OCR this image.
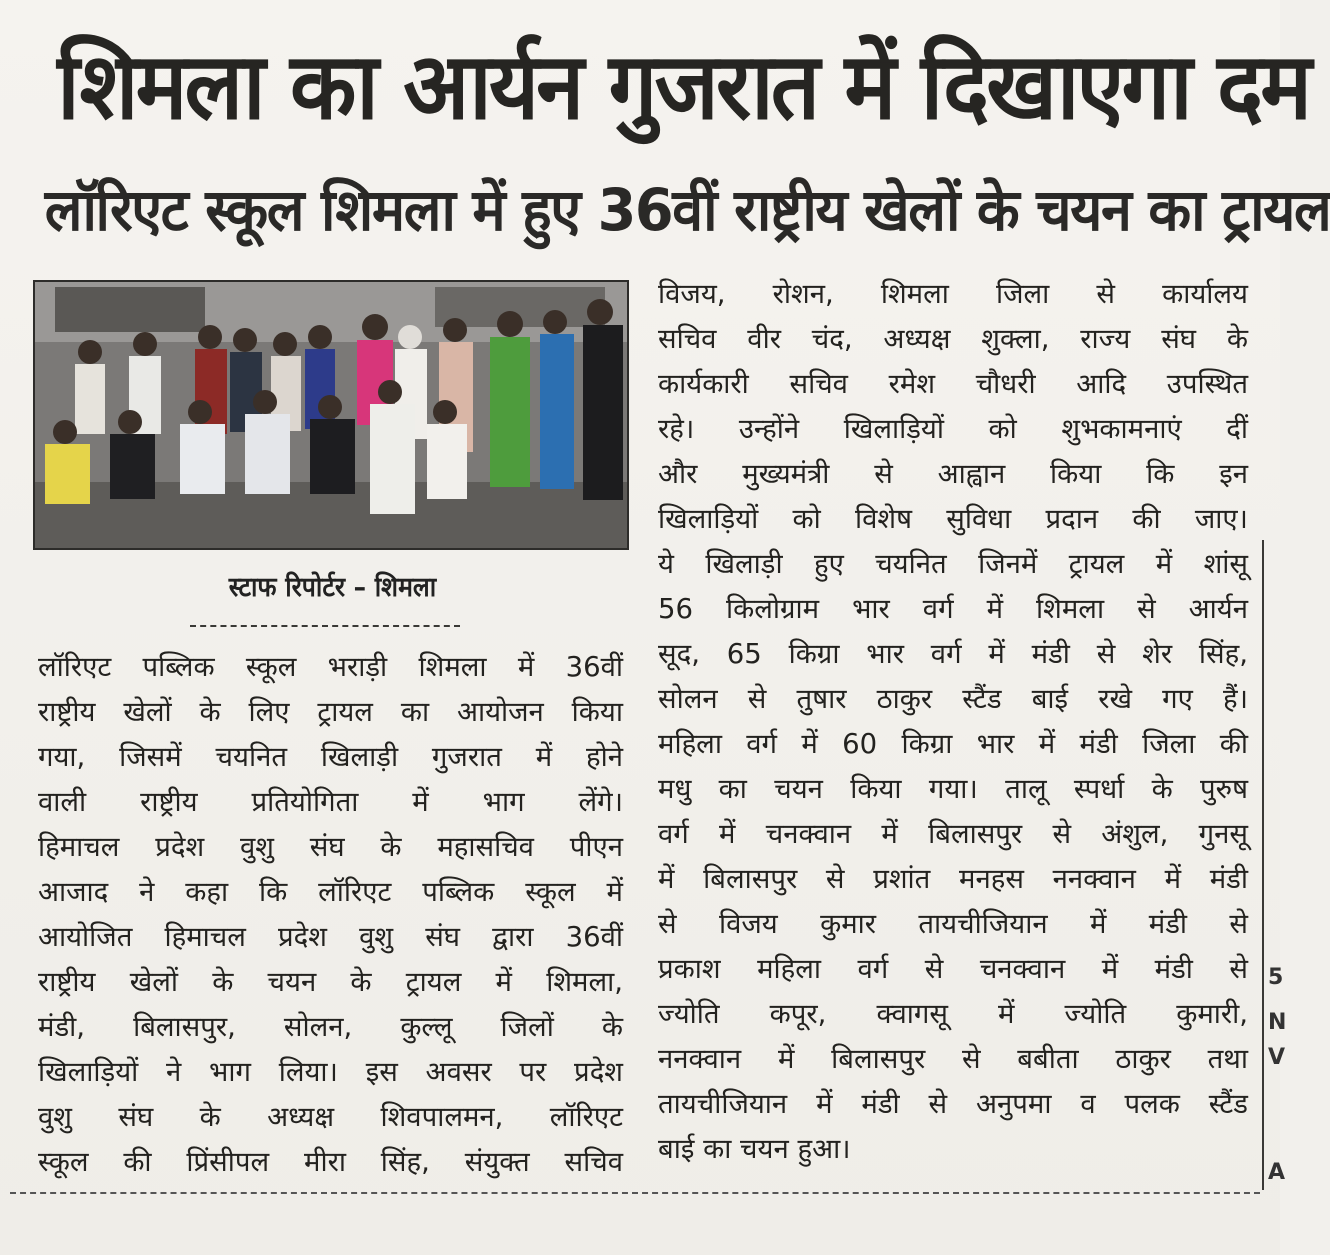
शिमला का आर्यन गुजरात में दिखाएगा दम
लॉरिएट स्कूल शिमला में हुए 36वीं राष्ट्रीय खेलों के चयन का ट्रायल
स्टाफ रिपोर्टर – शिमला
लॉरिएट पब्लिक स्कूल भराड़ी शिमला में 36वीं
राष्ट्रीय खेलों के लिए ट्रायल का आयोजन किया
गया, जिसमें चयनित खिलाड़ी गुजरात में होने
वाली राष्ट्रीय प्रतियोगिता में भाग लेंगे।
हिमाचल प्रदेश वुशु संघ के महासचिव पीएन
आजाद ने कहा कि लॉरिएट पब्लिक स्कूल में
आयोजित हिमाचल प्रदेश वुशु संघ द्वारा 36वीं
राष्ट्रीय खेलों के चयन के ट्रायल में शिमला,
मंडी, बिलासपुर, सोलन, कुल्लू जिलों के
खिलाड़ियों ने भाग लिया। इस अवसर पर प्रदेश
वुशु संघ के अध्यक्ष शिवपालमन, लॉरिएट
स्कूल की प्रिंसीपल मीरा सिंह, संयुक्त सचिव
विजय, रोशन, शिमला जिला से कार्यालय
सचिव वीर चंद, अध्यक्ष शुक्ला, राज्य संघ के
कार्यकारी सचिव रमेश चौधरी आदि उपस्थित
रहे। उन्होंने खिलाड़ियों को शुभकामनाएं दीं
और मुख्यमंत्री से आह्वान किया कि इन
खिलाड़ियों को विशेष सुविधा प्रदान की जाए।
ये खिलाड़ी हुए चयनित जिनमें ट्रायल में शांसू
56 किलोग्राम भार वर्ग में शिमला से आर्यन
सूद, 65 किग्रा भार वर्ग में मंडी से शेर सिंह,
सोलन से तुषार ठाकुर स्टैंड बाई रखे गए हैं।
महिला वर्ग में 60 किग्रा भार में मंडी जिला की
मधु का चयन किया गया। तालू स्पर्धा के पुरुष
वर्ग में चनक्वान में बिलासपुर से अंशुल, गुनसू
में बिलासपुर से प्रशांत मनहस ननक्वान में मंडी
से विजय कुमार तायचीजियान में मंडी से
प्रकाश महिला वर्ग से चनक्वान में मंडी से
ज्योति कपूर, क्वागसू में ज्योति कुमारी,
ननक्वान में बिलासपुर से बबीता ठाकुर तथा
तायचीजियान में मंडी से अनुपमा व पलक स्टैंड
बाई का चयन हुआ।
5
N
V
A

TASK OBJECTIVE: Please set down each line of the data above exactly as written, without the pictures.

EXERCISE ANSWER:
OCR this image.
शिमला का आर्यन गुजरात में दिखाएगा दम
लॉरिएट स्कूल शिमला में हुए 36वीं राष्ट्रीय खेलों के चयन का ट्रायल
स्टाफ रिपोर्टर – शिमला
लॉरिएट पब्लिक स्कूल भराड़ी शिमला में 36वीं
राष्ट्रीय खेलों के लिए ट्रायल का आयोजन किया
गया, जिसमें चयनित खिलाड़ी गुजरात में होने
वाली राष्ट्रीय प्रतियोगिता में भाग लेंगे।
हिमाचल प्रदेश वुशु संघ के महासचिव पीएन
आजाद ने कहा कि लॉरिएट पब्लिक स्कूल में
आयोजित हिमाचल प्रदेश वुशु संघ द्वारा 36वीं
राष्ट्रीय खेलों के चयन के ट्रायल में शिमला,
मंडी, बिलासपुर, सोलन, कुल्लू जिलों के
खिलाड़ियों ने भाग लिया। इस अवसर पर प्रदेश
वुशु संघ के अध्यक्ष शिवपालमन, लॉरिएट
स्कूल की प्रिंसीपल मीरा सिंह, संयुक्त सचिव
विजय, रोशन, शिमला जिला से कार्यालय
सचिव वीर चंद, अध्यक्ष शुक्ला, राज्य संघ के
कार्यकारी सचिव रमेश चौधरी आदि उपस्थित
रहे। उन्होंने खिलाड़ियों को शुभकामनाएं दीं
और मुख्यमंत्री से आह्वान किया कि इन
खिलाड़ियों को विशेष सुविधा प्रदान की जाए।
ये खिलाड़ी हुए चयनित जिनमें ट्रायल में शांसू
56 किलोग्राम भार वर्ग में शिमला से आर्यन
सूद, 65 किग्रा भार वर्ग में मंडी से शेर सिंह,
सोलन से तुषार ठाकुर स्टैंड बाई रखे गए हैं।
महिला वर्ग में 60 किग्रा भार में मंडी जिला की
मधु का चयन किया गया। तालू स्पर्धा के पुरुष
वर्ग में चनक्वान में बिलासपुर से अंशुल, गुनसू
में बिलासपुर से प्रशांत मनहस ननक्वान में मंडी
से विजय कुमार तायचीजियान में मंडी से
प्रकाश महिला वर्ग से चनक्वान में मंडी से
ज्योति कपूर, क्वागसू में ज्योति कुमारी,
ननक्वान में बिलासपुर से बबीता ठाकुर तथा
तायचीजियान में मंडी से अनुपमा व पलक स्टैंड
बाई का चयन हुआ।
5
N
V
A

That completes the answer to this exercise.